**SUPPLIED PASSAGE**
▽

The future of console gaming is just around the corner. Both Microsoft and Sony have announced that their next generation consoles will be releasing this year.
The consoles promise to reach new benchmarks that both the Xbox One and PlayStation 4 had never seen, such as having games that run at 120 frames per second and its graphical settings implemented at 8K resolution.
Most people look to spend their money on one console and the history of console prices tells us that these won’t be cheap.
According to The Verge, Executive Vice President of Gaming at Microsoft Phil Spencer confirmed that the expensive $500 price tag on the Xbox One was a mistake which the new console will not repeat.
“I would say a learning from the Xbox One generation is we will not be out of position on power or price,” Spencer said.
Gamers who are fans of older video games on the previous generation of Xbox can play them on the new Xbox.
According to an article by Will Tuttle, Xbox Wire Editor-in-Chief, gamers will be able to play thousands of backward compatible Xbox games.
Tuttle promised that backward compatibility will be better on the new console because of faster load times, more reliable frame rates and higher visual fidelity.
Sony also confirmed backward compatibility despite the PlayStation 4 not supporting it. But according to tech entertainment website BGR, the PlayStation 5 will only run around 100 PlayStation 4 games, which will not compete against the amount the Xbox Series X will supply.
Microsoft also decided to make its Xbox exclusives become playable for their PC fan base by having a Windows version.
One of their flagship games, “Halo,” is known for being an Xbox exclusive and is now on track to become playable on all PC platforms.
Halo: The Master Chief Collection was ported to video game digital distribution platform Steam and Halo: Infinite was announced for PC.
This might seem like this move makes Xbox exclusives pointless to buy, but sharing games with PC doesn’t make the small amount of exclusives Sony has more acceptable.
According to a PC Gamer article which quoted the console to be a “monster gaming PC,” Paul Lilly praised the console’s 8-core processor.
“This essentially breaks up physical cores into virtual cores, or threads, to crank through workloads more efficiently,” Lilly said.
This makes the Xbox Series X an accessible and powerful gaming PC packaged as a console with an attractive price which makes the console itself a competitor against gaming PCs.

△

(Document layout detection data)

▽

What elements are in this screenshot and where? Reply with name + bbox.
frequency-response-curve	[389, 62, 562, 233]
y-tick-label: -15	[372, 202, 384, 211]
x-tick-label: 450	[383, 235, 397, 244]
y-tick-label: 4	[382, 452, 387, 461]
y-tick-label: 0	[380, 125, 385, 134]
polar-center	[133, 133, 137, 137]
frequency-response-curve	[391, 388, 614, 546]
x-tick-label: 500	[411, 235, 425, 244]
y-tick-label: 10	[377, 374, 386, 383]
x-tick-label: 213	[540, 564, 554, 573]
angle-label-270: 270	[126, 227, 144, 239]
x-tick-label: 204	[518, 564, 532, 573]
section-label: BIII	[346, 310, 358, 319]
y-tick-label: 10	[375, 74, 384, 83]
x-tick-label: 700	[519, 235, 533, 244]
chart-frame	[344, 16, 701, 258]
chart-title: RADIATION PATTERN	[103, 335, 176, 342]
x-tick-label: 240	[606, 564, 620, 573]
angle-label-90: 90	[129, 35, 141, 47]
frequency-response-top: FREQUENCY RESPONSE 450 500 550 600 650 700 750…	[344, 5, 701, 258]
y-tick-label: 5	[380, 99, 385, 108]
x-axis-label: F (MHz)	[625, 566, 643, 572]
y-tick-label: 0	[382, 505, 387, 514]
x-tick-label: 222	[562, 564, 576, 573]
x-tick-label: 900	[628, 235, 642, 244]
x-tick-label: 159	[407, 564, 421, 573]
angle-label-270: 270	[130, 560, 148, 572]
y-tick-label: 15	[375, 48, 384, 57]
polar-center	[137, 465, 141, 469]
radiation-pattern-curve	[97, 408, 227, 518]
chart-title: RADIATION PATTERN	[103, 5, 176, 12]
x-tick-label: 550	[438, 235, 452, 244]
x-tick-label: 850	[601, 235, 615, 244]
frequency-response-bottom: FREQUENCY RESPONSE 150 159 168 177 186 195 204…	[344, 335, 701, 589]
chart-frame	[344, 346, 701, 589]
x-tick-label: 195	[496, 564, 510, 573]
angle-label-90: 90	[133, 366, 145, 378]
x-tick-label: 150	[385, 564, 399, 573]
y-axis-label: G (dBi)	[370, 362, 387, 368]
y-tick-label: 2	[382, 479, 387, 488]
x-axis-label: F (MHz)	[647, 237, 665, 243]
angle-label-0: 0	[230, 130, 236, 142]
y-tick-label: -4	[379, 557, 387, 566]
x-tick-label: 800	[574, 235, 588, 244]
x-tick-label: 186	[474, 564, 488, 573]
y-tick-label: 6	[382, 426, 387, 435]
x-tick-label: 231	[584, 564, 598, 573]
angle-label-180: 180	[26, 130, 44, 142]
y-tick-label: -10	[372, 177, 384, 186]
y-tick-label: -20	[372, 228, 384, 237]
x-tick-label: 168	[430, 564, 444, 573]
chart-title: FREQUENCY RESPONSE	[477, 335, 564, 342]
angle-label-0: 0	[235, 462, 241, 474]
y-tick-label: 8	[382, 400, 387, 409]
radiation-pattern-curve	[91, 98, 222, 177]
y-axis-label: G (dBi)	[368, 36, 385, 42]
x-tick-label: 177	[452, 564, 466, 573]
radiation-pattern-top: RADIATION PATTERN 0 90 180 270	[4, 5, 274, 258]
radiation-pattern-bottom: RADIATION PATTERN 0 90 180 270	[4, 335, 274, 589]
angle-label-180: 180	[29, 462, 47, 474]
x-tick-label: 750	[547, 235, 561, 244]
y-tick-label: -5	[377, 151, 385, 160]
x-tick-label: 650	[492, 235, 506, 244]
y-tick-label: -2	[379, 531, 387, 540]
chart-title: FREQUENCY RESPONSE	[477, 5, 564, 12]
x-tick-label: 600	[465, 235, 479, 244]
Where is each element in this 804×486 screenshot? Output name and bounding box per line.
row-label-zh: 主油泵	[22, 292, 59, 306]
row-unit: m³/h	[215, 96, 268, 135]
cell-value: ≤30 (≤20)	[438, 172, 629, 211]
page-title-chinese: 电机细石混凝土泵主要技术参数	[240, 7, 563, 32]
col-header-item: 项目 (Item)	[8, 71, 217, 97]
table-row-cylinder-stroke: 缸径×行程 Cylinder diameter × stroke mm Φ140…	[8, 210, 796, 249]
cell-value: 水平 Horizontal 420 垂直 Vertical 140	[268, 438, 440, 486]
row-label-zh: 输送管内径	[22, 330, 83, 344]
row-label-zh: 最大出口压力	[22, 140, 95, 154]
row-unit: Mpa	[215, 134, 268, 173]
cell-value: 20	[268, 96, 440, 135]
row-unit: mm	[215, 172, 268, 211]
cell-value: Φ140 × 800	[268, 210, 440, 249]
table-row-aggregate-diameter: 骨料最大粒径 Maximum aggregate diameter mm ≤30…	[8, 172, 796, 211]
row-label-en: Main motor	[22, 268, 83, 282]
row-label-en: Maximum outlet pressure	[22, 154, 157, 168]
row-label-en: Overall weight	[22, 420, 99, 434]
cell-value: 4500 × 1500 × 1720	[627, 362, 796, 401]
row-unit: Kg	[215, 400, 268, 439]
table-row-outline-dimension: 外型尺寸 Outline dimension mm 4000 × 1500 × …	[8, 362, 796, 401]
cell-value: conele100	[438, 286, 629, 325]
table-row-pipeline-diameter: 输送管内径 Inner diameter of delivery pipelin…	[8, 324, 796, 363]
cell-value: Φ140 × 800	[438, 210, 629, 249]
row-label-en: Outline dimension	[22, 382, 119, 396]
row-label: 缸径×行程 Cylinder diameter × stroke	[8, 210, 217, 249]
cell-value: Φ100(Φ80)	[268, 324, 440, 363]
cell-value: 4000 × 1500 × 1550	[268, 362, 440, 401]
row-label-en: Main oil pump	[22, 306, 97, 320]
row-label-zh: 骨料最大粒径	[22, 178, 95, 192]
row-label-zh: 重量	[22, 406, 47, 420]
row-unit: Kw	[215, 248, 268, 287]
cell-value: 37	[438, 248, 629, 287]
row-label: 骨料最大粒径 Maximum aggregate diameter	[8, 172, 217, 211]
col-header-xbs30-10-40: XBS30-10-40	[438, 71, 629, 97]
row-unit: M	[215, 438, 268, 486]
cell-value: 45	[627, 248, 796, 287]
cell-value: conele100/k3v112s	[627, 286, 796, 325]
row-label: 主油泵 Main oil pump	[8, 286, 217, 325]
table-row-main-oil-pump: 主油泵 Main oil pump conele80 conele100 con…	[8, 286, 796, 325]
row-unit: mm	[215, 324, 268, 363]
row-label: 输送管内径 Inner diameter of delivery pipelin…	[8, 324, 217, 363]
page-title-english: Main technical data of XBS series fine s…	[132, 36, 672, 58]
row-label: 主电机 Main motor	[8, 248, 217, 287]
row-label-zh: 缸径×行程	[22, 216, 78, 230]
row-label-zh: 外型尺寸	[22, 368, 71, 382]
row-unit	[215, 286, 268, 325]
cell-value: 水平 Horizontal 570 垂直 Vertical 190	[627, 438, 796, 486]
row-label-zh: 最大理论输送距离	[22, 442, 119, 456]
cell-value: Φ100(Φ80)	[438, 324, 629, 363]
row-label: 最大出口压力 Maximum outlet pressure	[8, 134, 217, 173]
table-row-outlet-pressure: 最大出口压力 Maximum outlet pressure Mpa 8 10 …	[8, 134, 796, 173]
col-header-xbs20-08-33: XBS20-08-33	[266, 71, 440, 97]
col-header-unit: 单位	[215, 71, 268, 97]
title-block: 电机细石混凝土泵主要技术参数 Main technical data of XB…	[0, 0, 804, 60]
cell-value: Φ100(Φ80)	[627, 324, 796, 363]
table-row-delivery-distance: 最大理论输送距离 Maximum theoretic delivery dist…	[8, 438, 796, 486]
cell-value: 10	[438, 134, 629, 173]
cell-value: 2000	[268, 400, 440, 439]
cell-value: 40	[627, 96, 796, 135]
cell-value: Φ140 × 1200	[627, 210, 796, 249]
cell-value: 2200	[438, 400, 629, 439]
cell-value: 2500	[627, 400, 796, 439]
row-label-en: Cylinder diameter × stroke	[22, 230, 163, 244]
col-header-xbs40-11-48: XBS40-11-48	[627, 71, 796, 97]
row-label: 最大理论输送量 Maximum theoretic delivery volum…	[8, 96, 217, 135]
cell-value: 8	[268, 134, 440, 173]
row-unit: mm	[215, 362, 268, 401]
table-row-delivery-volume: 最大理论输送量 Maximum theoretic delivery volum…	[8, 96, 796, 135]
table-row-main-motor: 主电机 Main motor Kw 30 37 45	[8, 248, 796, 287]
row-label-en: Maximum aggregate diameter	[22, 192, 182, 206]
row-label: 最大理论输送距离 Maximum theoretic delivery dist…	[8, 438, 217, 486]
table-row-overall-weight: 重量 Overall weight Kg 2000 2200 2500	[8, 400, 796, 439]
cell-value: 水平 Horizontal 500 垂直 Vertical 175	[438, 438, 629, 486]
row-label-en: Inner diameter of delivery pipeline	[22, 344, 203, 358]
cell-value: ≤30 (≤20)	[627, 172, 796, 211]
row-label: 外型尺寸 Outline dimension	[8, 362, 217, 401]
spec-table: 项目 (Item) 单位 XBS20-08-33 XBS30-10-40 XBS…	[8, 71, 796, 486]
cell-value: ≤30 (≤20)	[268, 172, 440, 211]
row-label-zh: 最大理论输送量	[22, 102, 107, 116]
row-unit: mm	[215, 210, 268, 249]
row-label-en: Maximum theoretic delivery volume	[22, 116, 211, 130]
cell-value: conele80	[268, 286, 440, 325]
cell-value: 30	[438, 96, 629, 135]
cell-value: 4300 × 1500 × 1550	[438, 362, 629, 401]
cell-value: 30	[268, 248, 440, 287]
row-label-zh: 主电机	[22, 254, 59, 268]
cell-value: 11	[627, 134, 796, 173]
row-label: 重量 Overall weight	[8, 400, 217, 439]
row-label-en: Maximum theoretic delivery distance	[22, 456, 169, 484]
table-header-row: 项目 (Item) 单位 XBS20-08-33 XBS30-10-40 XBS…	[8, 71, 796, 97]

△

**WHAT THIS TASK INVOLVES**
From the console gaming article, reproduce the stretch from "The consoles promise" through "the new Xbox." word for word.

**RESPONSE AREA**
The consoles promise to reach new benchmarks that both the Xbox One and PlayStation 4 had never seen, such as having games that run at 120 frames per second and its graphical settings implemented at 8K resolution.
Most people look to spend their money on one console and the history of console prices tells us that these won’t be cheap.
According to The Verge, Executive Vice President of Gaming at Microsoft Phil Spencer confirmed that the expensive $500 price tag on the Xbox One was a mistake which the new console will not repeat.
“I would say a learning from the Xbox One generation is we will not be out of position on power or price,” Spencer said.
Gamers who are fans of older video games on the previous generation of Xbox can play them on the new Xbox.